# Vorliegender Text
Doch in Deutschland sind die beliebtesten Instagram-Stars noch recht inaktiv. Einige der beliebtesten deutschen Instagram-Stars, etwa Bibi (auch auf Twitter einer der meistgefolgten deutschen Accounts), sind noch nicht auf Threads vertreten oder haben wie Influencerin Pamela Reif und Fußballstar Toni Kroos (der Deutsche mit den meisten Followern) erst einen Beitrag abgesetzt. Selbst auf Accounts, die schon vor dem offiziellen Start angelegt wurden, etwa vom Nachrichtenmagazin "Spiegel", von Model Heidi Klum, Moderator Jan Böhmermann oder Influencer Dominic Harrison, herrscht Schweigen.
Wer kein Instagram-Profil hat, kann bei Threads zwar lesen, aber nichts schreiben. Menschen, die sich nur für Threads interessieren, müssen sich demzufolge bei Instagram registrieren. Der Name ist identisch, somit lassen sich alle Nutzerinnen und Nutzer auf beiden Plattformen finden. Er ist auch nicht änderbar. Alle anderen Informationen, etwa zur eigenen Biografie oder ein Foto, lassen sich individuell gestalten. Auch kann auf beiden Plattformen separat entschieden werden, ob ein Profil öffentlich oder privat ist.

# Bereitgestelltes Material
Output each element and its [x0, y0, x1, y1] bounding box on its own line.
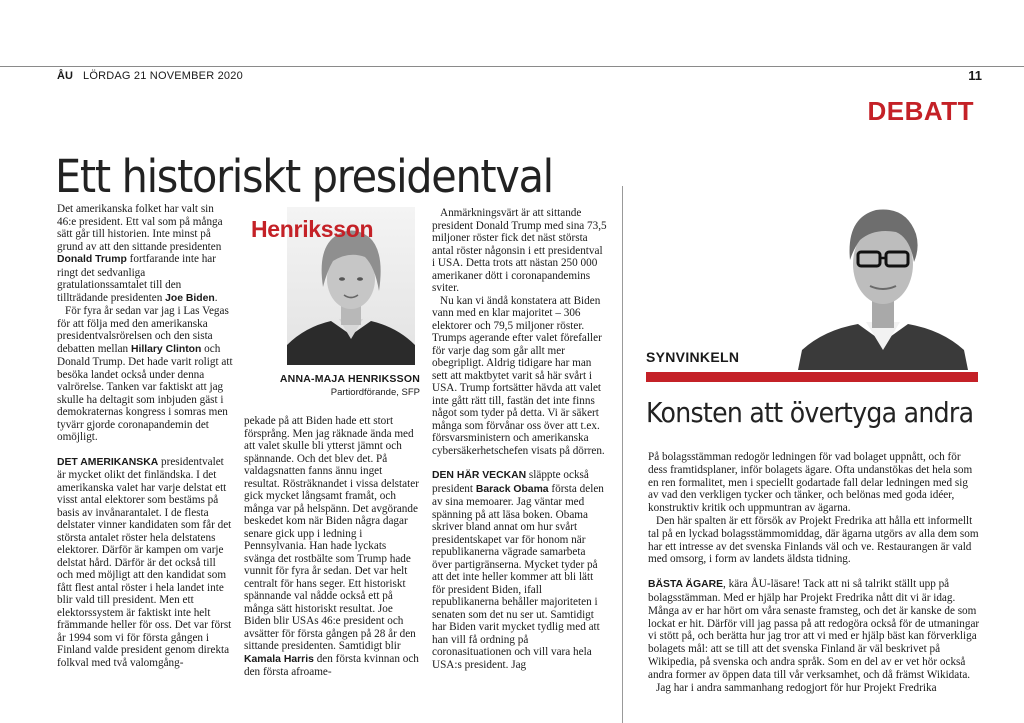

# Aufgaben
A - Stimmen die folgenden Aussagen mit dem Text über Threads überein? Antworten Sie jeweils mit Ja oder Nein und zitieren Sie wörtlich die entscheidende Stelle: (i) Ohne Instagram-Profil kann man bei Threads keine Beiträge schreiben. (ii) Der Name auf Threads lässt sich nachträglich ändern. (iii) Ob ein Profil öffentlich oder privat ist, gilt automatisch für beide Plattformen gemeinsam.
B - Zitieren Sie wörtlich aus dem Text über Threads. Beginnen Sie bei den Worten „Doch in Deutschland“ und hören Sie nach „Harrison, herrscht Schweigen.“ auf.
C - Schreiben Sie den Text über Threads im Anschluss an seinen letzten Satz weiter.
Die Auflistung spielt hierfür keine Rolle.

# Ergebnisse der Reihe nach
A -
(i) Ja: „Wer kein Instagram-Profil hat, kann bei Threads zwar lesen, aber nichts schreiben.“
(ii) Nein: „Er ist auch nicht änderbar.“
(iii) Nein: „Auch kann auf beiden Plattformen separat entschieden werden, ob ein Profil öffentlich oder privat ist.“

B -
Doch in Deutschland sind die beliebtesten Instagram-Stars noch recht inaktiv. Einige der beliebtesten deutschen Instagram-Stars, etwa Bibi (auch auf Twitter einer der meistgefolgten deutschen Accounts), sind noch nicht auf Threads vertreten oder haben wie Influencerin Pamela Reif und Fußballstar Toni Kroos (der Deutsche mit den meisten Followern) erst einen Beitrag abgesetzt. Selbst auf Accounts, die schon vor dem offiziellen Start angelegt wurden, etwa vom Nachrichtenmagazin "Spiegel", von Model Heidi Klum, Moderator Jan Böhmermann oder Influencer Dominic Harrison, herrscht Schweigen.

C -
User, die ohnehin Bedenken ob ihrer Daten haben, könnte die Verknüpfung eher abschrecken. Zumal die Konten nicht wie bei Facebook und Instagram gekoppelt werden können oder auch nicht, sondern es automatisch bei Anmeldung sind.
Und dann wäre da ja noch Bluesky. Denn während sich in einigen Ländern der Welt auf Threads gestürzt wurde, wanderten die Deutschen Nutzerinnen und Nutzer zu Bluesky ab. Twitter-Gründer Jack Dorsey hat eine Plattform geschaffen, die aussieht und funktioniert wie Twitter. Viele Nutzerinnen und Nutzer zogen um, lobten den wertschätzenden Umgang miteinander, die sachlichen Diskussionen, eben all das, was bei X nicht mehr möglich ist.
Werden sie nun nach dem Versuch, zunächst Mastodon als Twitter-Alternative zu etablieren, und dem anschließenden Absprung zu Bluesky zu einer weiteren Plattform wechseln? Wer Instagram ohnehin nutzt, probiert es vielleicht aus, schaut es sich mal an. Doch nur, wenn ähnlich schnell ähnlich gute Inhalte wie einst auf Twitter da sein werden, werden die Menschen auch bleiben. So wirklich ersetzen wird auch Threads die Plattform nicht können. Zu gebündelt waren die Nutzerströme dort, zu viel Wissen, zu viel Mehrwert hatte die Plattform mit ihren 368 Millionen Userinnen und Usern. Und zu viele sind müde geworden ob der Entwicklung der sozialen Medien, ob dem Umgangston, ob den inzwischen vielen Plattformen. Und haben sich schlicht abgemeldet.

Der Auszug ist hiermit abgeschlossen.